▶ **Given request**
Copy each line holding the string "content".

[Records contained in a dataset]

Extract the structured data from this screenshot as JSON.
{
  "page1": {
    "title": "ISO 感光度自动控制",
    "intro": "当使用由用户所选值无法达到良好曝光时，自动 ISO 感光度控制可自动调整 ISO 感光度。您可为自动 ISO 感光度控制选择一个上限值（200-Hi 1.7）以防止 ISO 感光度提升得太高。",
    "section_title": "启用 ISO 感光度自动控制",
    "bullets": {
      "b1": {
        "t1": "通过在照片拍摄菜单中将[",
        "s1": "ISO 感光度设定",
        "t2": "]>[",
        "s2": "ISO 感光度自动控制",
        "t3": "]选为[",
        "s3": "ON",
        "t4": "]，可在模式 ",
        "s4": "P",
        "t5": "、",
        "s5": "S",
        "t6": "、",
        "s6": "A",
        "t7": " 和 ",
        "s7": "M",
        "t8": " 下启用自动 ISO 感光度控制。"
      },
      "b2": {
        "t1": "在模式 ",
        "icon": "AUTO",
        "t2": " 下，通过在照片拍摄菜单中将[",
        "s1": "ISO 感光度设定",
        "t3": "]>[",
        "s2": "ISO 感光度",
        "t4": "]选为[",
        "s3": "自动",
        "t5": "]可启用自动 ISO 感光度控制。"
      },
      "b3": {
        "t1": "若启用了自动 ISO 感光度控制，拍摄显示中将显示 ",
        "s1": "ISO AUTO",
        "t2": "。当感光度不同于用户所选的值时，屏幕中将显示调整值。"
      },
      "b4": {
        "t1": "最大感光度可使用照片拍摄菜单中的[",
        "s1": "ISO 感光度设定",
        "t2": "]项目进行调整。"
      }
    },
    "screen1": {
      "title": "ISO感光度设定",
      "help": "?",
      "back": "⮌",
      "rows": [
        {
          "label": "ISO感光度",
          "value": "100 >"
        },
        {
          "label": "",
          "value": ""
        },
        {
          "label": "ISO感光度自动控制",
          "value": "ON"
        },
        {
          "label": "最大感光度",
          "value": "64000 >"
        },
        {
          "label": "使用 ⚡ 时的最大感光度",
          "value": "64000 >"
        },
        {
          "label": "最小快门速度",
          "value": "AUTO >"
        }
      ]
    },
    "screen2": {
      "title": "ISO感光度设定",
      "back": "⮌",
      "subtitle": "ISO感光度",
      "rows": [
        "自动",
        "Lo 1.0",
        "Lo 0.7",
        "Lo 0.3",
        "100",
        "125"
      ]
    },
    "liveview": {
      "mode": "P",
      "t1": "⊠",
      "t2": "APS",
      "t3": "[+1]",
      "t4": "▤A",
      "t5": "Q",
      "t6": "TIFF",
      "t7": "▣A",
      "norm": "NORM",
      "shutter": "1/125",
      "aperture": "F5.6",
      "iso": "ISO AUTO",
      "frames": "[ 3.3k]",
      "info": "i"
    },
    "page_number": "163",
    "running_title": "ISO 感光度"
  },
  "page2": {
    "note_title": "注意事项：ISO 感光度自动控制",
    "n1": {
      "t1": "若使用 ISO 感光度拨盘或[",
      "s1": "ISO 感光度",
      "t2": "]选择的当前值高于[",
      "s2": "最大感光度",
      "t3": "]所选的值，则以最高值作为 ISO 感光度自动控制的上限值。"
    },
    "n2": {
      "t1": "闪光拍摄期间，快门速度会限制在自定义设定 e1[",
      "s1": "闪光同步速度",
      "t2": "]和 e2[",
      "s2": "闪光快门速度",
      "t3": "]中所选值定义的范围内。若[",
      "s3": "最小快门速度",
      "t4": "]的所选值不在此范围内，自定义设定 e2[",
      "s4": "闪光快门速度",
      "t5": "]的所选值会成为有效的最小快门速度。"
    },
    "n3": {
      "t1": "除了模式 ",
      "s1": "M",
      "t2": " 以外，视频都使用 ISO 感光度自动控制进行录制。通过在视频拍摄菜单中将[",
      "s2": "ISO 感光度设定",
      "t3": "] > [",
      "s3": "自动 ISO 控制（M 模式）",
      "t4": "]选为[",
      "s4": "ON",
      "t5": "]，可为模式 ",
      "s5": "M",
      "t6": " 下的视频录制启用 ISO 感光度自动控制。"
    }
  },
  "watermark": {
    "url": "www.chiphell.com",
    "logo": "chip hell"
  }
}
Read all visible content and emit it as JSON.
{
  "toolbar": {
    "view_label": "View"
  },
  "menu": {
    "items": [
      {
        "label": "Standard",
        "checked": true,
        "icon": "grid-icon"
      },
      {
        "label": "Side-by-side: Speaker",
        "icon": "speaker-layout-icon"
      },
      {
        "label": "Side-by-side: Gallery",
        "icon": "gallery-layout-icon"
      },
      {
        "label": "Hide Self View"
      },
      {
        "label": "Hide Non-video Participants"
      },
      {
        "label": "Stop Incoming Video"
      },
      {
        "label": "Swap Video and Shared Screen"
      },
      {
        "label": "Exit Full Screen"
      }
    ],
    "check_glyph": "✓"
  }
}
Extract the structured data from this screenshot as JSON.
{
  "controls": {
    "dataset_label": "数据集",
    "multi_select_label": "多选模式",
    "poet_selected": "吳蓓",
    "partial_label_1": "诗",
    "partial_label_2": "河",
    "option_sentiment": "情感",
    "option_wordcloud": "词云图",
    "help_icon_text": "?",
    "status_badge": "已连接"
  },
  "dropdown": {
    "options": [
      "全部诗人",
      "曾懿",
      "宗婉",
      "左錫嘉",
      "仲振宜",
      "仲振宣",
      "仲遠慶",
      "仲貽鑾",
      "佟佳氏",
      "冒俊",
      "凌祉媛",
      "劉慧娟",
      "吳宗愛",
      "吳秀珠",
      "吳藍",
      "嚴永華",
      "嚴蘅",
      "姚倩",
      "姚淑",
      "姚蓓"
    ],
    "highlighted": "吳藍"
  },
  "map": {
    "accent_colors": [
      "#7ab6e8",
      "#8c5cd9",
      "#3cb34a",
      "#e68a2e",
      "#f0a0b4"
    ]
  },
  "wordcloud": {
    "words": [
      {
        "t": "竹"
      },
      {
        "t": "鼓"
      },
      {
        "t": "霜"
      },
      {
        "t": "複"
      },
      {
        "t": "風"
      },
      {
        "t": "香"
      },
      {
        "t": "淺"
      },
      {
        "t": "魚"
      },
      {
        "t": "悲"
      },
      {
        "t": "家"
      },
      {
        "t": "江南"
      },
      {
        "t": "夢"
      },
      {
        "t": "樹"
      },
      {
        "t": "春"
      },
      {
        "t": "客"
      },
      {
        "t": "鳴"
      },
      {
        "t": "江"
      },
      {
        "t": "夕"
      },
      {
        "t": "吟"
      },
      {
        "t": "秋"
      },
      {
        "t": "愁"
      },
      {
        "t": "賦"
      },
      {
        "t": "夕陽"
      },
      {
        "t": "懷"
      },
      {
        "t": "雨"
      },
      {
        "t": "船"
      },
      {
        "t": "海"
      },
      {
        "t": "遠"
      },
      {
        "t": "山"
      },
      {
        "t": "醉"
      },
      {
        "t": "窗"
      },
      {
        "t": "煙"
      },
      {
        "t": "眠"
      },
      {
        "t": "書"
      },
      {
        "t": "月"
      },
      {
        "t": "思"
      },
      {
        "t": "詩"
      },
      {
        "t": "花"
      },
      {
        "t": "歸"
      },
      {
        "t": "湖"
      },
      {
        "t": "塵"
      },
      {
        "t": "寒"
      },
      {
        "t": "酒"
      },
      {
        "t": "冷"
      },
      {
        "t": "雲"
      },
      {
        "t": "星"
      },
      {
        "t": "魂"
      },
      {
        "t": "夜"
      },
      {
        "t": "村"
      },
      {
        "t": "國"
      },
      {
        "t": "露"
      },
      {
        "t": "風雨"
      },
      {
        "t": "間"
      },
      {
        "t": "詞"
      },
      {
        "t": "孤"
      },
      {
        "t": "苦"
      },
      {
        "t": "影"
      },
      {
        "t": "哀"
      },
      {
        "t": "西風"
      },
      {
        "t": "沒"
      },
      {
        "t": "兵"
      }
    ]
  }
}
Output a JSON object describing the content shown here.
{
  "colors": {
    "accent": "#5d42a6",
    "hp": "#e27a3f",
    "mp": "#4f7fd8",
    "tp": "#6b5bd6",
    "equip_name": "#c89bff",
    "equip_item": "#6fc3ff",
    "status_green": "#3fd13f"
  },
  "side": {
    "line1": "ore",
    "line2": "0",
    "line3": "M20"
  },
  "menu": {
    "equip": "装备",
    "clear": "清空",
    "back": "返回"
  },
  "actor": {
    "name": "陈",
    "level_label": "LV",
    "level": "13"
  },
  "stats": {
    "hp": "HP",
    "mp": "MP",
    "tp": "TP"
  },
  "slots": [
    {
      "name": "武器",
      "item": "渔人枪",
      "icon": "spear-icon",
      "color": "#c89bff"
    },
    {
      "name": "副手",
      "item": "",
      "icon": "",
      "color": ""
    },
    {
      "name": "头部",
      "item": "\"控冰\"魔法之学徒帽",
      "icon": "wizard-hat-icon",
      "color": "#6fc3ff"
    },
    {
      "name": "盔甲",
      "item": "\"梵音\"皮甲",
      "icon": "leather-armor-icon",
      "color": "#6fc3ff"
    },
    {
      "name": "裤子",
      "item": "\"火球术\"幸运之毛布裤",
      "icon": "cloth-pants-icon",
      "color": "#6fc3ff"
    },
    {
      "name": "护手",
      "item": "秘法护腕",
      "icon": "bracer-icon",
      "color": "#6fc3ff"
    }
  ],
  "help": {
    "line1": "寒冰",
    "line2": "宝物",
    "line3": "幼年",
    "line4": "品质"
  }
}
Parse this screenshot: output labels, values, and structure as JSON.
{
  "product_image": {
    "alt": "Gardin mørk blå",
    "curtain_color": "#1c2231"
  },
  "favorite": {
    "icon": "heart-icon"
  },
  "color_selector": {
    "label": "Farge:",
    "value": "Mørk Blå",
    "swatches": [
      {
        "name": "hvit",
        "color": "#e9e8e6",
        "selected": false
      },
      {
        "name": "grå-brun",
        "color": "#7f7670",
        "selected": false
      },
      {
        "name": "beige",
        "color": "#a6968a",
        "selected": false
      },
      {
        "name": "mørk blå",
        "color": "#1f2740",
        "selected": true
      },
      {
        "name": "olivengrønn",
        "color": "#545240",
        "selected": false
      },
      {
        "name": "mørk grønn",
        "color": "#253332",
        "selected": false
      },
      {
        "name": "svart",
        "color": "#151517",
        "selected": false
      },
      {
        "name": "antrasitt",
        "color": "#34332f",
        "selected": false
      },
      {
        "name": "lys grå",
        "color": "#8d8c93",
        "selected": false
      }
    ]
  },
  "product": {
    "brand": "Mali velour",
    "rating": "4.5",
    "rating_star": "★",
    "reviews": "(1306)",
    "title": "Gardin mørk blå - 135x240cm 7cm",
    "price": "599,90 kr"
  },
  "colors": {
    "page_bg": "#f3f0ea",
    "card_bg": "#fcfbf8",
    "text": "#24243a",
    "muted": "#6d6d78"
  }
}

▶ **In response**
Read all visible content and emit it as JSON.
Output a JSON object describing the content shown here.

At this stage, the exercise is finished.